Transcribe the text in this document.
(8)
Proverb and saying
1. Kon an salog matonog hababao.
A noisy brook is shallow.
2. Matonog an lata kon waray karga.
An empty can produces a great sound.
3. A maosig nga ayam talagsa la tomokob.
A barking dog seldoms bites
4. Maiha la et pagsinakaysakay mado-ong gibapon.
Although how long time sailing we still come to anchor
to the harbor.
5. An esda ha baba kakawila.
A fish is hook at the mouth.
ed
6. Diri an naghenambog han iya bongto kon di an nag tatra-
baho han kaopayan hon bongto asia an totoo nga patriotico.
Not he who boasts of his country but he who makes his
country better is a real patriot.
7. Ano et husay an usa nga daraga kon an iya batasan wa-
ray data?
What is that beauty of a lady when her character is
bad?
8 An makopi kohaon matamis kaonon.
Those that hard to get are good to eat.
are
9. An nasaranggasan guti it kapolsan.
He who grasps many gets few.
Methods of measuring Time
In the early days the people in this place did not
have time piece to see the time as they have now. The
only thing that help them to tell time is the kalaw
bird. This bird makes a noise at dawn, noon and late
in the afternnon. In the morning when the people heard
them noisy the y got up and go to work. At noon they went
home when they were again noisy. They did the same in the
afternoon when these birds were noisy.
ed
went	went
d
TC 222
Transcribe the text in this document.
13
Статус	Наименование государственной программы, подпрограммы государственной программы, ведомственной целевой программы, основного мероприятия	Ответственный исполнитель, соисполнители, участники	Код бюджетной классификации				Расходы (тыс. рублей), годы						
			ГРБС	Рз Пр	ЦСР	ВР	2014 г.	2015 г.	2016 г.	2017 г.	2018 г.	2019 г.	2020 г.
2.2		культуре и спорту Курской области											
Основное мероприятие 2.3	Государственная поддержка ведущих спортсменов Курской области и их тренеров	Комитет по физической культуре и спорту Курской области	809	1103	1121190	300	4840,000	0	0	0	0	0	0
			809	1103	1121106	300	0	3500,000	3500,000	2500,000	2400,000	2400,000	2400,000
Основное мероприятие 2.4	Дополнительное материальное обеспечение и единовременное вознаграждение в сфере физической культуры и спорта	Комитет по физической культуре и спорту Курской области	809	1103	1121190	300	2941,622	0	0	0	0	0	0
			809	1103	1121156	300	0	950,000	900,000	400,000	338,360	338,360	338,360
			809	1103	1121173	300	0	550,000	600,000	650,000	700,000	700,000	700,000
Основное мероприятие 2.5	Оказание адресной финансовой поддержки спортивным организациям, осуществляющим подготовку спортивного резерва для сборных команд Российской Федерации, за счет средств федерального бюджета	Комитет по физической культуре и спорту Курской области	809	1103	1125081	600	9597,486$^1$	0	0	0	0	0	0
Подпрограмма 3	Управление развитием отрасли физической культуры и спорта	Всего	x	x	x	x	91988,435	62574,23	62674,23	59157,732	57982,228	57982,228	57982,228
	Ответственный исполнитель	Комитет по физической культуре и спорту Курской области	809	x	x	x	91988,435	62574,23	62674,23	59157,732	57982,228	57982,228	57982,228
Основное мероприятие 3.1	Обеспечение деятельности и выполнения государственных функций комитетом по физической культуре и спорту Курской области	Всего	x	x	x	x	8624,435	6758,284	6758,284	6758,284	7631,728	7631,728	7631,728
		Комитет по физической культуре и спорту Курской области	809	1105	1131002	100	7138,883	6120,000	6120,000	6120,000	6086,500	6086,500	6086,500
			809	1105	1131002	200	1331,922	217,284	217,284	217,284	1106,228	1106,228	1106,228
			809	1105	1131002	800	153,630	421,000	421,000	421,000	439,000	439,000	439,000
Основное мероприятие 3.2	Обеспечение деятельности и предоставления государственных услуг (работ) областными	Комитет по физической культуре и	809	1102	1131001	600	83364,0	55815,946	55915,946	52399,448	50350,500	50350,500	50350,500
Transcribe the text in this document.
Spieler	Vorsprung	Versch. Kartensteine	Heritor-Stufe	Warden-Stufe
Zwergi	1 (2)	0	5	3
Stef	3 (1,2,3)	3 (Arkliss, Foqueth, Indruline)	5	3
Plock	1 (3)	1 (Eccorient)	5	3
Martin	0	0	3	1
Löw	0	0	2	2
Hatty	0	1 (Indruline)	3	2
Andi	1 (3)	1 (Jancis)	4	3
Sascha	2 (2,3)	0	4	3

_TASK_. The records above are to be repeated exactly, in their entirety.

_COMPLETE RESPONSE_.
Transcribe the text in this document.
(8)
Proverb and saying
1. Kon an salog matonog hababao.
A noisy brook is shallow.
2. Matonog an lata kon waray karga.
An empty can produces a great sound.
3. A maosig nga ayam talagsa la tomokob.
A barking dog seldoms bites
4. Maiha la et pagsinakaysakay mado-ong gibapon.
Although how long time sailing we still come to anchor
to the harbor.
5. An esda ha baba kakawila.
A fish is hook at the mouth.
ed
6. Diri an naghenambog han iya bongto kon di an nag tatra-
baho han kaopayan hon bongto asia an totoo nga patriotico.
Not he who boasts of his country but he who makes his
country better is a real patriot.
7. Ano et husay an usa nga daraga kon an iya batasan wa-
ray data?
What is that beauty of a lady when her character is
bad?
8 An makopi kohaon matamis kaonon.
Those that hard to get are good to eat.
are
9. An nasaranggasan guti it kapolsan.
He who grasps many gets few.
Methods of measuring Time
In the early days the people in this place did not
have time piece to see the time as they have now. The
only thing that help them to tell time is the kalaw
bird. This bird makes a noise at dawn, noon and late
in the afternnon. In the morning when the people heard
them noisy the y got up and go to work. At noon they went
home when they were again noisy. They did the same in the
afternoon when these birds were noisy.
ed
went	went
d
TC 222
Transcribe the text in this document.
13
Статус	Наименование государственной программы, подпрограммы государственной программы, ведомственной целевой программы, основного мероприятия	Ответственный исполнитель, соисполнители, участники	Код бюджетной классификации				Расходы (тыс. рублей), годы						
			ГРБС	Рз Пр	ЦСР	ВР	2014 г.	2015 г.	2016 г.	2017 г.	2018 г.	2019 г.	2020 г.
2.2		культуре и спорту Курской области											
Основное мероприятие 2.3	Государственная поддержка ведущих спортсменов Курской области и их тренеров	Комитет по физической культуре и спорту Курской области	809	1103	1121190	300	4840,000	0	0	0	0	0	0
			809	1103	1121106	300	0	3500,000	3500,000	2500,000	2400,000	2400,000	2400,000
Основное мероприятие 2.4	Дополнительное материальное обеспечение и единовременное вознаграждение в сфере физической культуры и спорта	Комитет по физической культуре и спорту Курской области	809	1103	1121190	300	2941,622	0	0	0	0	0	0
			809	1103	1121156	300	0	950,000	900,000	400,000	338,360	338,360	338,360
			809	1103	1121173	300	0	550,000	600,000	650,000	700,000	700,000	700,000
Основное мероприятие 2.5	Оказание адресной финансовой поддержки спортивным организациям, осуществляющим подготовку спортивного резерва для сборных команд Российской Федерации, за счет средств федерального бюджета	Комитет по физической культуре и спорту Курской области	809	1103	1125081	600	9597,486$^1$	0	0	0	0	0	0
Подпрограмма 3	Управление развитием отрасли физической культуры и спорта	Всего	x	x	x	x	91988,435	62574,23	62674,23	59157,732	57982,228	57982,228	57982,228
	Ответственный исполнитель	Комитет по физической культуре и спорту Курской области	809	x	x	x	91988,435	62574,23	62674,23	59157,732	57982,228	57982,228	57982,228
Основное мероприятие 3.1	Обеспечение деятельности и выполнения государственных функций комитетом по физической культуре и спорту Курской области	Всего	x	x	x	x	8624,435	6758,284	6758,284	6758,284	7631,728	7631,728	7631,728
		Комитет по физической культуре и спорту Курской области	809	1105	1131002	100	7138,883	6120,000	6120,000	6120,000	6086,500	6086,500	6086,500
			809	1105	1131002	200	1331,922	217,284	217,284	217,284	1106,228	1106,228	1106,228
			809	1105	1131002	800	153,630	421,000	421,000	421,000	439,000	439,000	439,000
Основное мероприятие 3.2	Обеспечение деятельности и предоставления государственных услуг (работ) областными	Комитет по физической культуре и	809	1102	1131001	600	83364,0	55815,946	55915,946	52399,448	50350,500	50350,500	50350,500
Transcribe the text in this document.
Spieler	Vorsprung	Versch. Kartensteine	Heritor-Stufe	Warden-Stufe
Zwergi	1 (2)	0	5	3
Stef	3 (1,2,3)	3 (Arkliss, Foqueth, Indruline)	5	3
Plock	1 (3)	1 (Eccorient)	5	3
Martin	0	0	3	1
Löw	0	0	2	2
Hatty	0	1 (Indruline)	3	2
Andi	1 (3)	1 (Jancis)	4	3
Sascha	2 (2,3)	0	4	3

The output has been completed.